— Given exercise —
Look below and pull out each line with the word "long".

— Dataset records —
##############################
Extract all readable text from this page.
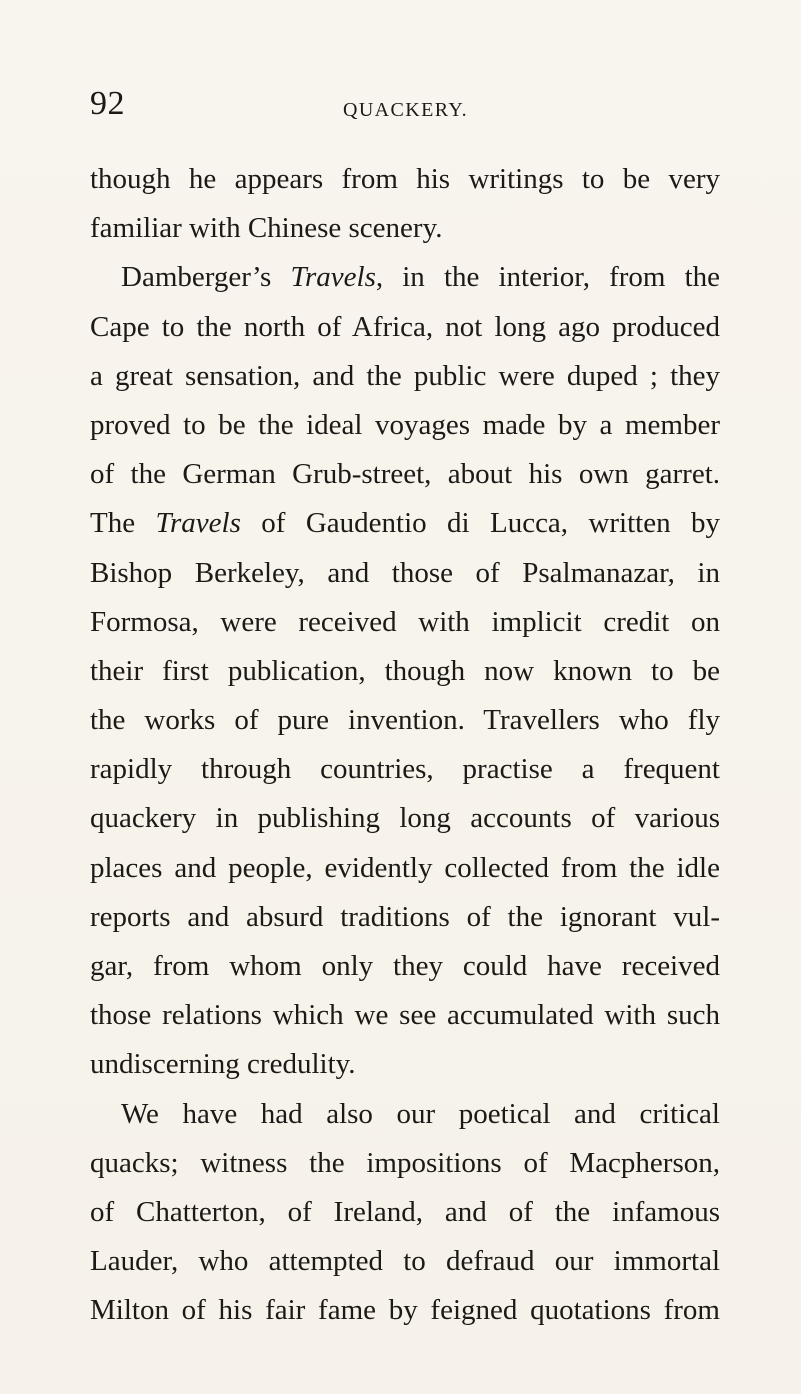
92	QUACKERY.
though he appears from his writings to be very
familiar with Chinese scenery.
Damberger’s Travels, in the interior, from the
Cape to the north of Africa, not long ago produced
a great sensation, and the public were duped ; they
proved to be the ideal voyages made by a member
of the German Grub-street, about his own garret.
The Travels of Gaudentio di Lucca, written by
Bishop Berkeley, and those of Psalmanazar, in
Formosa, were received with implicit credit on
their first publication, though now known to be
the works of pure invention. Travellers who fly
rapidly through countries, practise a frequent
quackery in publishing long accounts of various
places and people, evidently collected from the idle
reports and absurd traditions of the ignorant vul-
gar, from whom only they could have received
those relations which we see accumulated with such
undiscerning credulity.
We have had also our poetical and critical
quacks; witness the impositions of Macpherson,
of Chatterton, of Ireland, and of the infamous
Lauder, who attempted to defraud our immortal
Milton of his fair fame by feigned quotations from
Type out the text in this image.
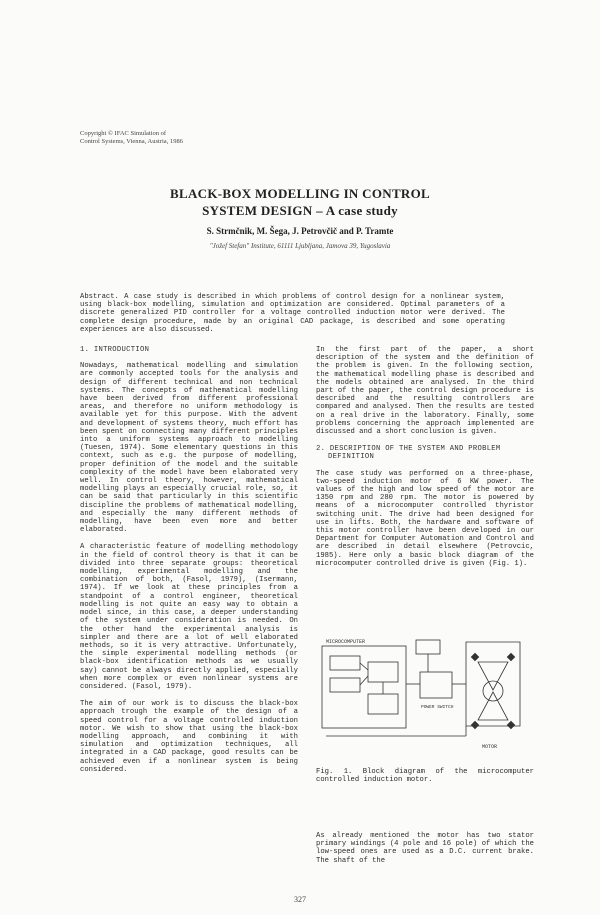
Copyright © IFAC Simulation of
Control Systems, Vienna, Austria, 1986
BLACK-BOX MODELLING IN CONTROL
SYSTEM DESIGN – A case study
S. Strmčnik, M. Šega, J. Petrovčič and P. Tramte
"Jožef Stefan" Institute, 61111 Ljubljana, Jamova 39, Yugoslavia
Abstract. A case study is described in which problems of control design for a nonlinear system, using black-box modelling, simulation and optimization are considered. Optimal parameters of a discrete generalized PID controller for a voltage controlled induction motor were derived. The complete design procedure, made by an original CAD package, is described and some operating experiences are also discussed.
1. INTRODUCTION

Nowadays, mathematical modelling and simulation are commonly accepted tools for the analysis and design of different technical and non technical systems. The concepts of mathematical modelling have been derived from different professional areas, and therefore no uniform methodology is available yet for this purpose. With the advent and development of systems theory, much effort has been spent on connecting many different principles into a uniform systems approach to modelling (Tuesen, 1974). Some elementary questions in this context, such as e.g. the purpose of modelling, proper definition of the model and the suitable complexity of the model have been elaborated very well. In control theory, however, mathematical modelling plays an especially crucial role, so, it can be said that particularly in this scientific discipline the problems of mathematical modelling, and especially the many different methods of modelling, have been even more and better elaborated.

A characteristic feature of modelling methodology in the field of control theory is that it can be divided into three separate groups: theoretical modelling, experimental modelling and the combination of both, (Fasol, 1979), (Isermann, 1974). If we look at these principles from a standpoint of a control engineer, theoretical modelling is not quite an easy way to obtain a model since, in this case, a deeper understanding of the system under consideration is needed. On the other hand the experimental analysis is simpler and there are a lot of well elaborated methods, so it is very attractive. Unfortunately, the simple experimental modelling methods (or black-box identification methods as we usually say) cannot be always directly applied, especially when more complex or even nonlinear systems are considered. (Fasol, 1979).

The aim of our work is to discuss the black-box approach trough the example of the design of a speed control for a voltage controlled induction motor. We wish to show that using the black-box modelling approach, and combining it with simulation and optimization techniques, all integrated in a CAD package, good results can be achieved even if a nonlinear system is being considered.

In the first part of the paper, a short description of the system and the definition of the problem is given. In the following section, the mathematical modelling phase is described and the models obtained are analysed. In the third part of the paper, the control design procedure is described and the resulting controllers are compared and analysed. Then the results are tested on a real drive in the laboratory. Finally, some problems concerning the approach implemented are discussed and a short conclusion is given.

2. DESCRIPTION OF THE SYSTEM AND PROBLEM
DEFINITION

The case study was performed on a three-phase, two-speed induction motor of 6 KW power. The values of the high and low speed of the motor are 1350 rpm and 280 rpm. The motor is powered by means of a microcomputer controlled thyristor switching unit. The drive had been designed for use in lifts. Both, the hardware and software of this motor controller have been developed in our Department for Computer Automation and Control and are described in detail elsewhere (Petrovcic, 1985). Here only a basic block diagram of the microcomputer controlled drive is given (Fig. 1).

MICROCOMPUTER
POWER SWITCH
MOTOR
Fig. 1. Block diagram of the microcomputer controlled induction motor.
As already mentioned the motor has two stator primary windings (4 pole and 16 pole) of which the low-speed ones are used as a D.C. current brake. The shaft of the
327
##############################
— Output below —
Cape to the north of Africa, not long ago produced
quackery in publishing long accounts of various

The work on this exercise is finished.